*EXERCISE*.
Reproduce everything in the material from its first line down to the line containing "toolbar: [0, 0, 745, 14]", character for character.

[Boxed element entries]

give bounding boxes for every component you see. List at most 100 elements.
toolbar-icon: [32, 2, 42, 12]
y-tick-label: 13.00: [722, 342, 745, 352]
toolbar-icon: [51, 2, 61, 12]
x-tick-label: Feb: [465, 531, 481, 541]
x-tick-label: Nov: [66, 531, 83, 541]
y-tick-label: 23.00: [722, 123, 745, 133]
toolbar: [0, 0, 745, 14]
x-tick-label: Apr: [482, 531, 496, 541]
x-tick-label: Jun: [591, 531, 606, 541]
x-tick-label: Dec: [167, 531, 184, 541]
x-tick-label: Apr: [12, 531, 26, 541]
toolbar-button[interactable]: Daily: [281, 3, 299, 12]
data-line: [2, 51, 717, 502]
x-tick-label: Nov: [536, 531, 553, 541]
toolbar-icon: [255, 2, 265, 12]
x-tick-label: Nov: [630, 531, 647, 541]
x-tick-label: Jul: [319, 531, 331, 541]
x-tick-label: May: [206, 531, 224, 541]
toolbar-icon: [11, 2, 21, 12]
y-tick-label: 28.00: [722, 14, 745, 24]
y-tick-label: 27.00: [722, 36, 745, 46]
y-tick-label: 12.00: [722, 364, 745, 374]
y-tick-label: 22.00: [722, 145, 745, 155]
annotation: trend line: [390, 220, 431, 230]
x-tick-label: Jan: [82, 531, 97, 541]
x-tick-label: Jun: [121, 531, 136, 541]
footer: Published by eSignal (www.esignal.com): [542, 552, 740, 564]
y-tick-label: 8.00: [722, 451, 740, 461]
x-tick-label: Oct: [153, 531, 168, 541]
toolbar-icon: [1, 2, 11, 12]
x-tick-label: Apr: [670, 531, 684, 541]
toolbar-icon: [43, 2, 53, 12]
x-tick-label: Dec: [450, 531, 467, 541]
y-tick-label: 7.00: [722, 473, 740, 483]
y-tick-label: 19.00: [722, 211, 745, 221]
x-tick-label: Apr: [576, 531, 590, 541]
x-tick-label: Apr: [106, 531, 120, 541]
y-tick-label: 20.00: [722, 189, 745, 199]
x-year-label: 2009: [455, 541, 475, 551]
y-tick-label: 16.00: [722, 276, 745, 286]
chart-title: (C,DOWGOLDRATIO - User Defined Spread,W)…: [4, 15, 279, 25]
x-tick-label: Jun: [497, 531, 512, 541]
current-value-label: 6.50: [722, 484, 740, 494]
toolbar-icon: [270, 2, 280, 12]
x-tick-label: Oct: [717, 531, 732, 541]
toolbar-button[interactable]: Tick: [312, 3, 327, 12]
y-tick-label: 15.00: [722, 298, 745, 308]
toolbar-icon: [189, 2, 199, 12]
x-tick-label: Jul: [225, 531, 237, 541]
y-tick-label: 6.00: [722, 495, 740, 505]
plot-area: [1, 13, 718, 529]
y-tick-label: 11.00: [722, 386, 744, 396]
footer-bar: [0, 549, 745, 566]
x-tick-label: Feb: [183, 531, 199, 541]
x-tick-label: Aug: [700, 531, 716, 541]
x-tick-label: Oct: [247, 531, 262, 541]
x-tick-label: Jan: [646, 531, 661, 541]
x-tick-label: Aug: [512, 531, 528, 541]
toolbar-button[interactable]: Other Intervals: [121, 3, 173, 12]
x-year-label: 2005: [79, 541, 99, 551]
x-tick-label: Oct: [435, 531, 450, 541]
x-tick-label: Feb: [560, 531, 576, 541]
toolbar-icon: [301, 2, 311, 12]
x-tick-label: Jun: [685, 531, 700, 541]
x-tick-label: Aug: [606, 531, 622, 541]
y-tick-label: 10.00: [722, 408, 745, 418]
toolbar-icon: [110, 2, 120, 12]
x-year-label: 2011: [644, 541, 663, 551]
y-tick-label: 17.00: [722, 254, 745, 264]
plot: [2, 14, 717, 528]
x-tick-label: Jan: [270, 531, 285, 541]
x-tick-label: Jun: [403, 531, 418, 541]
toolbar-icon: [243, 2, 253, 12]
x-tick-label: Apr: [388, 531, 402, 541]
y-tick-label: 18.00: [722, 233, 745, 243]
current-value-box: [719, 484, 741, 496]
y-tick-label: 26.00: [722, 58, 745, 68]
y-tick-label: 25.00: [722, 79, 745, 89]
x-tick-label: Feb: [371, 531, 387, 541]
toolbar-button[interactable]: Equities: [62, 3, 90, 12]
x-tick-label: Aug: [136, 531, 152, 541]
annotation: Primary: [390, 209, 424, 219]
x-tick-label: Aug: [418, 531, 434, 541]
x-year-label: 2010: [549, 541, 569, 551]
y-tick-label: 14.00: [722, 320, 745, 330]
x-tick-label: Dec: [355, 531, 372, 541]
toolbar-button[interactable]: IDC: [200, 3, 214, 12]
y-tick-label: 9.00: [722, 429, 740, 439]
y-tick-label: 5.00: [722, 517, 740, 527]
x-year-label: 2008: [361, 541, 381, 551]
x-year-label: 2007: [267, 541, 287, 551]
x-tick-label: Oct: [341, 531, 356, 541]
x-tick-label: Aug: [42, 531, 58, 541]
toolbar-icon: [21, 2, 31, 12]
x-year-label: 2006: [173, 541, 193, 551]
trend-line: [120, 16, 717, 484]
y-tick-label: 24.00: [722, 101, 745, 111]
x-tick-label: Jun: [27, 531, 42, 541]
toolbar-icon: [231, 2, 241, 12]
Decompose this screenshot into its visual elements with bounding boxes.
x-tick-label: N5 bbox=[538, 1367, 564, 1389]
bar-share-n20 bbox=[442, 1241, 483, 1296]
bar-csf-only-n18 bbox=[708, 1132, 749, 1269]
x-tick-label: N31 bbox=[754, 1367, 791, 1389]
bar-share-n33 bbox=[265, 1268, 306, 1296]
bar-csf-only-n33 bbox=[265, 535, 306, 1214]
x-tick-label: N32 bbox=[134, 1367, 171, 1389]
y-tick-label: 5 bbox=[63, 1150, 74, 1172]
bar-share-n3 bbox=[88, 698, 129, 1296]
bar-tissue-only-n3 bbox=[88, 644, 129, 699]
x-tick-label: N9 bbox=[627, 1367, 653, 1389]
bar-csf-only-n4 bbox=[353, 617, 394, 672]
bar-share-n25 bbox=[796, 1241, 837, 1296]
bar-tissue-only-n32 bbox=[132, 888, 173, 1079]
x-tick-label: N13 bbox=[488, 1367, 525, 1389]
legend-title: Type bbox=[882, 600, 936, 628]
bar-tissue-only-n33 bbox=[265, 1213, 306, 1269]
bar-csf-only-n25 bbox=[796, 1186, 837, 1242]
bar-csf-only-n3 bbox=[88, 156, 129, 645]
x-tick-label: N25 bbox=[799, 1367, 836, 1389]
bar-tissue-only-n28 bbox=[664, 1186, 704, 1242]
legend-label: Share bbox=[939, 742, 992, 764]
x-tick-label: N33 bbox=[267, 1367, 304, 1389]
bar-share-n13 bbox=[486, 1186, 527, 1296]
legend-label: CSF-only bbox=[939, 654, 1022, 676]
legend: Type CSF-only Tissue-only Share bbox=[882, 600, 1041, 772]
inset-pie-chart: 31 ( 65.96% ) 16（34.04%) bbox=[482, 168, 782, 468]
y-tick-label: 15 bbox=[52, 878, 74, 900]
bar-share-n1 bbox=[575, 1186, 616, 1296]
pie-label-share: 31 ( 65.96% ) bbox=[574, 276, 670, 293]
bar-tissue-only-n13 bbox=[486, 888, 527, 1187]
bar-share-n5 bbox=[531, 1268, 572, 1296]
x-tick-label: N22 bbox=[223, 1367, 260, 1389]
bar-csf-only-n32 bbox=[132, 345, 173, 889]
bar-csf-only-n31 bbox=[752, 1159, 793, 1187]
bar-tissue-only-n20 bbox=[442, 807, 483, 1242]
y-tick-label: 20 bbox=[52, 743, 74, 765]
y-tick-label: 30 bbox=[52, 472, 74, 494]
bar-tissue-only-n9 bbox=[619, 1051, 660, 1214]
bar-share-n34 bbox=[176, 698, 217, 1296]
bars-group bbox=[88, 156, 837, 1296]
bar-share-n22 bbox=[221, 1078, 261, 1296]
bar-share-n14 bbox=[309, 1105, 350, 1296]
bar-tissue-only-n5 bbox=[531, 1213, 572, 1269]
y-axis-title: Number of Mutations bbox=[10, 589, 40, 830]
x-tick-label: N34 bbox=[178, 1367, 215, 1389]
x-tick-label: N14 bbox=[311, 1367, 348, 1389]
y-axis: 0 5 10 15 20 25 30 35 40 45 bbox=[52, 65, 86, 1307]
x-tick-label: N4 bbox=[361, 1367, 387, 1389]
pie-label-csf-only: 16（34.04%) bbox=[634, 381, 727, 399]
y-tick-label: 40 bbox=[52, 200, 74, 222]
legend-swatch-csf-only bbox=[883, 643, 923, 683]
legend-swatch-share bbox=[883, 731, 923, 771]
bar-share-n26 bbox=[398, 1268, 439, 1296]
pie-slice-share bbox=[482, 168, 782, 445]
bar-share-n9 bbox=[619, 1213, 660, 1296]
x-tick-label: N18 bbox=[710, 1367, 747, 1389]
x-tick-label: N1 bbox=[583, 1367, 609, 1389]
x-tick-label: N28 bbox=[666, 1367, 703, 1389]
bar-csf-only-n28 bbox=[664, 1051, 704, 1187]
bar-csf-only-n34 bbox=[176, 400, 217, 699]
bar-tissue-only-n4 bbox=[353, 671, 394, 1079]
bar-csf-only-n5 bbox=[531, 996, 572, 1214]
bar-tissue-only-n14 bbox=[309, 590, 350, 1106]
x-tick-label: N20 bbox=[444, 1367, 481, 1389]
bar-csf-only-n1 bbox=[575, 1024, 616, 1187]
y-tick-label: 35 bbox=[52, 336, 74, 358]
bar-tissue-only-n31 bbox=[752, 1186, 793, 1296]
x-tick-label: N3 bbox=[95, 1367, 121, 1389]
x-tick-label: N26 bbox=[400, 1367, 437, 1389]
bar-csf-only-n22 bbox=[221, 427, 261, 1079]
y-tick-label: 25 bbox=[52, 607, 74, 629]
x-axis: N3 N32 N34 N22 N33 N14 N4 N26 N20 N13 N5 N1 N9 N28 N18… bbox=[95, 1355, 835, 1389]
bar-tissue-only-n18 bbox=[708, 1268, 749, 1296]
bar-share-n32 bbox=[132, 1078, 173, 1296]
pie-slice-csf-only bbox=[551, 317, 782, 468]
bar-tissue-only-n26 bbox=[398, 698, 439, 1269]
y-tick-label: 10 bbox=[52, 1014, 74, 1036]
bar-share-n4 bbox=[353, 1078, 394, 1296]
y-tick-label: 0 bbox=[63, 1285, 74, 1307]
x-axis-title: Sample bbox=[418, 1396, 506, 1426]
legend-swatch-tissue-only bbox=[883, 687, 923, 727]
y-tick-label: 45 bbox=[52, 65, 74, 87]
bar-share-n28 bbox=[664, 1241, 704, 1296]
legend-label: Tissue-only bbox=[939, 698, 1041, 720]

*RESULT*.
give bounding boxes for every component you see. List at most 100 elements.
toolbar-icon: [32, 2, 42, 12]
y-tick-label: 13.00: [722, 342, 745, 352]
toolbar-icon: [51, 2, 61, 12]
x-tick-label: Feb: [465, 531, 481, 541]
x-tick-label: Nov: [66, 531, 83, 541]
y-tick-label: 23.00: [722, 123, 745, 133]
toolbar: [0, 0, 745, 14]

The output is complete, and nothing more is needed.